Written exercise -
Write out all the data again, exactly as it stands.

[Dataset items]

◇ ◇ ◇ ◇

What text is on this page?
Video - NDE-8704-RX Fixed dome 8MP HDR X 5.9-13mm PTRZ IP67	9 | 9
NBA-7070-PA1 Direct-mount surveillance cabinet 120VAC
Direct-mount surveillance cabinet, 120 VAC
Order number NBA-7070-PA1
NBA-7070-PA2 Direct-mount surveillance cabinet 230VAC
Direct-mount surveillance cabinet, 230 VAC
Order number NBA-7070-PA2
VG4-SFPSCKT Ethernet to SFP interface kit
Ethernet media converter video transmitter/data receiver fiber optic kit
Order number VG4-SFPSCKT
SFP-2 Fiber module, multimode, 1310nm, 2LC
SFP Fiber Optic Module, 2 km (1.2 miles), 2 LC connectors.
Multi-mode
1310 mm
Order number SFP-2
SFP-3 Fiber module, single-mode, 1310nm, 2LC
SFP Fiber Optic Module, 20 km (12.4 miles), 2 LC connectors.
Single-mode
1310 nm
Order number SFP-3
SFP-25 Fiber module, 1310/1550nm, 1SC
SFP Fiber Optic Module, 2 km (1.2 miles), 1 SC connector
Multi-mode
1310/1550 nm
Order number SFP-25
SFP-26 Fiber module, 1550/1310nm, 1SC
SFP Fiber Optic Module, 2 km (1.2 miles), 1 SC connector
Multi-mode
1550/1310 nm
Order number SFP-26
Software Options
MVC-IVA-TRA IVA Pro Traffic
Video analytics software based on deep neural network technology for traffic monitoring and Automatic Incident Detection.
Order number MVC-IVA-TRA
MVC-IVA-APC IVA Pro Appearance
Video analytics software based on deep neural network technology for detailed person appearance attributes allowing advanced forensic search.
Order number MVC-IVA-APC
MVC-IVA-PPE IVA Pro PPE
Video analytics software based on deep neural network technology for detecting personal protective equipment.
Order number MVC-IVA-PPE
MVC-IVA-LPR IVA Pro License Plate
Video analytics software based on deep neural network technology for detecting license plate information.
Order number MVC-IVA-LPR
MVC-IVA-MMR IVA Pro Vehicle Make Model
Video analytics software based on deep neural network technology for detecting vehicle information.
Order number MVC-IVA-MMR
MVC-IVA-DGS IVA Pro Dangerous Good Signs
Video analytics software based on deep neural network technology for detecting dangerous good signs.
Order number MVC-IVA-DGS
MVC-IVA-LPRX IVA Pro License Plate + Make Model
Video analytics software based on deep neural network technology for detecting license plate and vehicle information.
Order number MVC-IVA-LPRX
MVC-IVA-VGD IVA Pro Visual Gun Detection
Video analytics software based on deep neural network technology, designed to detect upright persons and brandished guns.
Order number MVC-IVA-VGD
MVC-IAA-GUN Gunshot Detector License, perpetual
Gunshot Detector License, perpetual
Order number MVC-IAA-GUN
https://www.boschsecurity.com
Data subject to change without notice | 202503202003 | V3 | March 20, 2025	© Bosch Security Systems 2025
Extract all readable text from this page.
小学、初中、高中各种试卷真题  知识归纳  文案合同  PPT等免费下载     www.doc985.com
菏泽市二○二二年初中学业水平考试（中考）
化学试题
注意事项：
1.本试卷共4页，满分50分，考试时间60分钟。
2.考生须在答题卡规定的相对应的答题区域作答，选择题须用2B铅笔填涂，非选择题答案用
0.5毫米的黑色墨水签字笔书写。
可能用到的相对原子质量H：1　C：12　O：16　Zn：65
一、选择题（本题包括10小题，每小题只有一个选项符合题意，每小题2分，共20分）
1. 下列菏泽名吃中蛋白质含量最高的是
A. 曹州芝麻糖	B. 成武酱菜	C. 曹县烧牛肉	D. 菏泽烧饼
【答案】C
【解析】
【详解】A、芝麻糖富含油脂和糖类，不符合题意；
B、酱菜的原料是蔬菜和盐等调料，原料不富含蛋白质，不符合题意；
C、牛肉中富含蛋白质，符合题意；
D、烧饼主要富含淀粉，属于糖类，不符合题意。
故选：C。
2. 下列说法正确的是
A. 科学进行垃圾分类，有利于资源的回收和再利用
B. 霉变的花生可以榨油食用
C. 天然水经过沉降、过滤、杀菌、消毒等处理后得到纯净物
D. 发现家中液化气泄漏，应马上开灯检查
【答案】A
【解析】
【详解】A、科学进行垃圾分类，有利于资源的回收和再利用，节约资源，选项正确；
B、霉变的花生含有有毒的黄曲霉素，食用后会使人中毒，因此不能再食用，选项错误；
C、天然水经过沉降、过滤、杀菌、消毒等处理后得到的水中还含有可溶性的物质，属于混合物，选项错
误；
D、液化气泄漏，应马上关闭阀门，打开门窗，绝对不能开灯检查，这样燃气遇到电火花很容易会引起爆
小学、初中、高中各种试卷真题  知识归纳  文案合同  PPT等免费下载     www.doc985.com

◇ ◇ ◇ ◇

Final answer -
What text is on this page?
Video - NDE-8704-RX Fixed dome 8MP HDR X 5.9-13mm PTRZ IP67	9 | 9
NBA-7070-PA1 Direct-mount surveillance cabinet 120VAC
Direct-mount surveillance cabinet, 120 VAC
Order number NBA-7070-PA1
NBA-7070-PA2 Direct-mount surveillance cabinet 230VAC
Direct-mount surveillance cabinet, 230 VAC
Order number NBA-7070-PA2
VG4-SFPSCKT Ethernet to SFP interface kit
Ethernet media converter video transmitter/data receiver fiber optic kit
Order number VG4-SFPSCKT
SFP-2 Fiber module, multimode, 1310nm, 2LC
SFP Fiber Optic Module, 2 km (1.2 miles), 2 LC connectors.
Multi-mode
1310 mm
Order number SFP-2
SFP-3 Fiber module, single-mode, 1310nm, 2LC
SFP Fiber Optic Module, 20 km (12.4 miles), 2 LC connectors.
Single-mode
1310 nm
Order number SFP-3
SFP-25 Fiber module, 1310/1550nm, 1SC
SFP Fiber Optic Module, 2 km (1.2 miles), 1 SC connector
Multi-mode
1310/1550 nm
Order number SFP-25
SFP-26 Fiber module, 1550/1310nm, 1SC
SFP Fiber Optic Module, 2 km (1.2 miles), 1 SC connector
Multi-mode
1550/1310 nm
Order number SFP-26
Software Options
MVC-IVA-TRA IVA Pro Traffic
Video analytics software based on deep neural network technology for traffic monitoring and Automatic Incident Detection.
Order number MVC-IVA-TRA
MVC-IVA-APC IVA Pro Appearance
Video analytics software based on deep neural network technology for detailed person appearance attributes allowing advanced forensic search.
Order number MVC-IVA-APC
MVC-IVA-PPE IVA Pro PPE
Video analytics software based on deep neural network technology for detecting personal protective equipment.
Order number MVC-IVA-PPE
MVC-IVA-LPR IVA Pro License Plate
Video analytics software based on deep neural network technology for detecting license plate information.
Order number MVC-IVA-LPR
MVC-IVA-MMR IVA Pro Vehicle Make Model
Video analytics software based on deep neural network technology for detecting vehicle information.
Order number MVC-IVA-MMR
MVC-IVA-DGS IVA Pro Dangerous Good Signs
Video analytics software based on deep neural network technology for detecting dangerous good signs.
Order number MVC-IVA-DGS
MVC-IVA-LPRX IVA Pro License Plate + Make Model
Video analytics software based on deep neural network technology for detecting license plate and vehicle information.
Order number MVC-IVA-LPRX
MVC-IVA-VGD IVA Pro Visual Gun Detection
Video analytics software based on deep neural network technology, designed to detect upright persons and brandished guns.
Order number MVC-IVA-VGD
MVC-IAA-GUN Gunshot Detector License, perpetual
Gunshot Detector License, perpetual
Order number MVC-IAA-GUN
https://www.boschsecurity.com
Data subject to change without notice | 202503202003 | V3 | March 20, 2025	© Bosch Security Systems 2025
Extract all readable text from this page.
小学、初中、高中各种试卷真题  知识归纳  文案合同  PPT等免费下载     www.doc985.com
菏泽市二○二二年初中学业水平考试（中考）
化学试题
注意事项：
1.本试卷共4页，满分50分，考试时间60分钟。
2.考生须在答题卡规定的相对应的答题区域作答，选择题须用2B铅笔填涂，非选择题答案用
0.5毫米的黑色墨水签字笔书写。
可能用到的相对原子质量H：1　C：12　O：16　Zn：65
一、选择题（本题包括10小题，每小题只有一个选项符合题意，每小题2分，共20分）
1. 下列菏泽名吃中蛋白质含量最高的是
A. 曹州芝麻糖	B. 成武酱菜	C. 曹县烧牛肉	D. 菏泽烧饼
【答案】C
【解析】
【详解】A、芝麻糖富含油脂和糖类，不符合题意；
B、酱菜的原料是蔬菜和盐等调料，原料不富含蛋白质，不符合题意；
C、牛肉中富含蛋白质，符合题意；
D、烧饼主要富含淀粉，属于糖类，不符合题意。
故选：C。
2. 下列说法正确的是
A. 科学进行垃圾分类，有利于资源的回收和再利用
B. 霉变的花生可以榨油食用
C. 天然水经过沉降、过滤、杀菌、消毒等处理后得到纯净物
D. 发现家中液化气泄漏，应马上开灯检查
【答案】A
【解析】
【详解】A、科学进行垃圾分类，有利于资源的回收和再利用，节约资源，选项正确；
B、霉变的花生含有有毒的黄曲霉素，食用后会使人中毒，因此不能再食用，选项错误；
C、天然水经过沉降、过滤、杀菌、消毒等处理后得到的水中还含有可溶性的物质，属于混合物，选项错
误；
D、液化气泄漏，应马上关闭阀门，打开门窗，绝对不能开灯检查，这样燃气遇到电火花很容易会引起爆
小学、初中、高中各种试卷真题  知识归纳  文案合同  PPT等免费下载     www.doc985.com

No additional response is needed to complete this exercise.